TASK:
How many lines of these entries hold the string "subject"? Reply with the number alone.

Data records:

<<<<

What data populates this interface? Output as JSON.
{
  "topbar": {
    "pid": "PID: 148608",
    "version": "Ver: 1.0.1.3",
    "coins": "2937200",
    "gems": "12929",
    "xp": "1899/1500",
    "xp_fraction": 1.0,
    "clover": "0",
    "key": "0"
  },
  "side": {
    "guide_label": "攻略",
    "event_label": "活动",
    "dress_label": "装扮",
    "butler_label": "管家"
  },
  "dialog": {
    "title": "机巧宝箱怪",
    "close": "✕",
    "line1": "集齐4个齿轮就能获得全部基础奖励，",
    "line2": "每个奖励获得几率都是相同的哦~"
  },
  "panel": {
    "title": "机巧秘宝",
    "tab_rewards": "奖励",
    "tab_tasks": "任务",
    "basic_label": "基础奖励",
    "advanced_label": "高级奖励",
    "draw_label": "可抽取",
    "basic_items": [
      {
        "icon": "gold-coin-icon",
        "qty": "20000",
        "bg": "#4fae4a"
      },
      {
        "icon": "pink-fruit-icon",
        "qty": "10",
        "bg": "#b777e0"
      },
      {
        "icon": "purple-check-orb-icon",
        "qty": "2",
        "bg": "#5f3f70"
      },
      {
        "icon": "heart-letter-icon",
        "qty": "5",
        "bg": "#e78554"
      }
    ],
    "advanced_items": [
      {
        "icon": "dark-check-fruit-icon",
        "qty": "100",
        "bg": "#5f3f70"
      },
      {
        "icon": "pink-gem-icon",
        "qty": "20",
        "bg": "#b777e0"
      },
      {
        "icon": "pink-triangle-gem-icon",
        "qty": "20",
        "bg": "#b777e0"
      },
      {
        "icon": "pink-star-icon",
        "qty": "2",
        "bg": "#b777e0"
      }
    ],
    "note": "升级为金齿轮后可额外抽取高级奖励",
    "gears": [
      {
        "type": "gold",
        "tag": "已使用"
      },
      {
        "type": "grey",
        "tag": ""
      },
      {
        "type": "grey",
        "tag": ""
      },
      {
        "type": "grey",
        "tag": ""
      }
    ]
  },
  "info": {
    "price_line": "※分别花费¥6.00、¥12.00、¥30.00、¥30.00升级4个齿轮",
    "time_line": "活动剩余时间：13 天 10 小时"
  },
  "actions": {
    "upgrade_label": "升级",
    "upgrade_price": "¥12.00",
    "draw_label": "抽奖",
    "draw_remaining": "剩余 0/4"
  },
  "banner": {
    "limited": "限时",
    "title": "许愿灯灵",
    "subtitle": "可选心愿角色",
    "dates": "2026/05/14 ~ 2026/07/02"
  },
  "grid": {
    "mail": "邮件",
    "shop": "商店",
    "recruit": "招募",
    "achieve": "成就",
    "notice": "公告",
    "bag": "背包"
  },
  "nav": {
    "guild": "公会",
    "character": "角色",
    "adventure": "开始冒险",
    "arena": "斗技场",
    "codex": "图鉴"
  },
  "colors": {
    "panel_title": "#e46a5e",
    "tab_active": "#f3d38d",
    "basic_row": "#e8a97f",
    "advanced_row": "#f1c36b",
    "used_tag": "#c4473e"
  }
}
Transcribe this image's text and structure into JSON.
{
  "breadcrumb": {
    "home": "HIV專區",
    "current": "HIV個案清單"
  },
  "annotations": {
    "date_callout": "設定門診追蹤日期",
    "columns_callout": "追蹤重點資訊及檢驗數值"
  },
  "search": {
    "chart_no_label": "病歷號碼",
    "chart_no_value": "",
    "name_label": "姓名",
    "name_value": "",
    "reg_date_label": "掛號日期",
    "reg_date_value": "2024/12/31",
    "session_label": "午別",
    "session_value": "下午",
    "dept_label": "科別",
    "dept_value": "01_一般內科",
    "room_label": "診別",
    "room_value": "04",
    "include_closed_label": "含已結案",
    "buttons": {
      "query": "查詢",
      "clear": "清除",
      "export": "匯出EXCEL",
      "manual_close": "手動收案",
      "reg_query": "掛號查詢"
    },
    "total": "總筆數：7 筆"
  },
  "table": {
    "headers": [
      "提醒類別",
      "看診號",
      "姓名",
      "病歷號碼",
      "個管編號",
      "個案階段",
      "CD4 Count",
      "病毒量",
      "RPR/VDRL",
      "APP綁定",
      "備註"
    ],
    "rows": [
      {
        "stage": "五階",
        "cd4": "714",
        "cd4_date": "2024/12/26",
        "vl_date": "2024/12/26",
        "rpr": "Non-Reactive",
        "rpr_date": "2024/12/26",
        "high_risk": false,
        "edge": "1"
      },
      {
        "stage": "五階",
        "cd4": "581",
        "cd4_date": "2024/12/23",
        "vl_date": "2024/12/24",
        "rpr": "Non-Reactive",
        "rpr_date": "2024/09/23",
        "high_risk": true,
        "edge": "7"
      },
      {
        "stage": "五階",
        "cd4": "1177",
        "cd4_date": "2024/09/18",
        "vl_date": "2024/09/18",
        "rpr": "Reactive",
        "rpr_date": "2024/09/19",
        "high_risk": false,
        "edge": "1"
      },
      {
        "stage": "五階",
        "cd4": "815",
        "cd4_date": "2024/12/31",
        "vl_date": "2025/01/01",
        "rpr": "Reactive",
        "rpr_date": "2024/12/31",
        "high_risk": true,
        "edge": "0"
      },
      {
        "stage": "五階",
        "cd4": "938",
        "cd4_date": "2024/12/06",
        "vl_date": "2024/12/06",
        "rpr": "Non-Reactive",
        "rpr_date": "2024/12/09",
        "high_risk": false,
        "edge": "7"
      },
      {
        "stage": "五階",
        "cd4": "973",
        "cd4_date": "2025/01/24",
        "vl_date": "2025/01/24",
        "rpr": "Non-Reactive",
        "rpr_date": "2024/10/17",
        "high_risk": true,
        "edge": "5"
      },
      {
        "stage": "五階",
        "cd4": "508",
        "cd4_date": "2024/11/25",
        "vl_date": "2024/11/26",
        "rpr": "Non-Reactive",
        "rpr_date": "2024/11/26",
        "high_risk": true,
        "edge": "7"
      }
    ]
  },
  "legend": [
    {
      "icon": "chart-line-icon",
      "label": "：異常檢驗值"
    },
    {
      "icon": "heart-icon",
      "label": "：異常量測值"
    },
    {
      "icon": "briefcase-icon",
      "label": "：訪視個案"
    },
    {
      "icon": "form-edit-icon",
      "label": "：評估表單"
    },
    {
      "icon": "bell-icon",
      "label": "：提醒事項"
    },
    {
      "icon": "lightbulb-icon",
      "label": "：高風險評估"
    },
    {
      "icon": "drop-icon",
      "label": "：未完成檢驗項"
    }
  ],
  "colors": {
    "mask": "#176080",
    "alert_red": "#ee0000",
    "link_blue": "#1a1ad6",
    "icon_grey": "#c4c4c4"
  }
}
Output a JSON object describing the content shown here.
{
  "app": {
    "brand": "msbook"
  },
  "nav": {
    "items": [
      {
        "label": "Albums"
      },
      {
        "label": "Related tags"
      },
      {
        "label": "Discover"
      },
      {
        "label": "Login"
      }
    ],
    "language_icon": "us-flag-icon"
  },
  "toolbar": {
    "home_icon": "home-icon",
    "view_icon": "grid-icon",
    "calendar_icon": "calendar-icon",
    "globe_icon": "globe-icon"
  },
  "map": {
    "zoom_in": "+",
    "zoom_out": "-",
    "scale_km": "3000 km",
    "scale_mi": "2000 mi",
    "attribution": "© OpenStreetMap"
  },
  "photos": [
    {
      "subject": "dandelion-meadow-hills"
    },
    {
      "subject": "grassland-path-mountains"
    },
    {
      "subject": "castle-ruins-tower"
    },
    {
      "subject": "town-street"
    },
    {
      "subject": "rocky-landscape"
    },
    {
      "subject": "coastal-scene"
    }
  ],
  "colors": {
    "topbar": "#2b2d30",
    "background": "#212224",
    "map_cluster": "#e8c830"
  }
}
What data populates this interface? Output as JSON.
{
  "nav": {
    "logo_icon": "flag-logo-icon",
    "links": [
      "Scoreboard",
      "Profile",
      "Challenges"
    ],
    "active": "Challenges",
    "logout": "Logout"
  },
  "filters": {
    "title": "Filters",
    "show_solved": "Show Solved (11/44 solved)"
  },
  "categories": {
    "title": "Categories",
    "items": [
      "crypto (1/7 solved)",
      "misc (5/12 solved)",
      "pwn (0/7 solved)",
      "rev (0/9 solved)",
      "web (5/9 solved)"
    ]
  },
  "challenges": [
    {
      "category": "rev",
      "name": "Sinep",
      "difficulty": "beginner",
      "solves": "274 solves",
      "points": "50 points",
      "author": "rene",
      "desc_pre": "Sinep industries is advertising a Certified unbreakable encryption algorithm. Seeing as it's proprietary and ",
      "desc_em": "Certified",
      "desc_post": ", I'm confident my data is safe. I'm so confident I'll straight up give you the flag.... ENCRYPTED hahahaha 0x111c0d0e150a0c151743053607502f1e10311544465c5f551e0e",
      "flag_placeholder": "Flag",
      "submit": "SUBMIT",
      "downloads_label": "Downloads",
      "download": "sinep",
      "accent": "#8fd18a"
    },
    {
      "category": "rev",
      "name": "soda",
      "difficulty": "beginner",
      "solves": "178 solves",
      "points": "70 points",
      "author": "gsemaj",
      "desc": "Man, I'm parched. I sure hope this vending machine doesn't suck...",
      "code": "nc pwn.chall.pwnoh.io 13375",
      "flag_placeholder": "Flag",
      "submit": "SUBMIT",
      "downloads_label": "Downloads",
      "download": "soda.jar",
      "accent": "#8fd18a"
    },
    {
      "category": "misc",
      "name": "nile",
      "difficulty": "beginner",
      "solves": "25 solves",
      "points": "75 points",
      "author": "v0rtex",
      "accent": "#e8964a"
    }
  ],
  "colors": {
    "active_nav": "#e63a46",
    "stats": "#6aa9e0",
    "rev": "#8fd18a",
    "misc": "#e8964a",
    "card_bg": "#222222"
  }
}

>>>>

SOLUTION TO THE EXERCISE:
6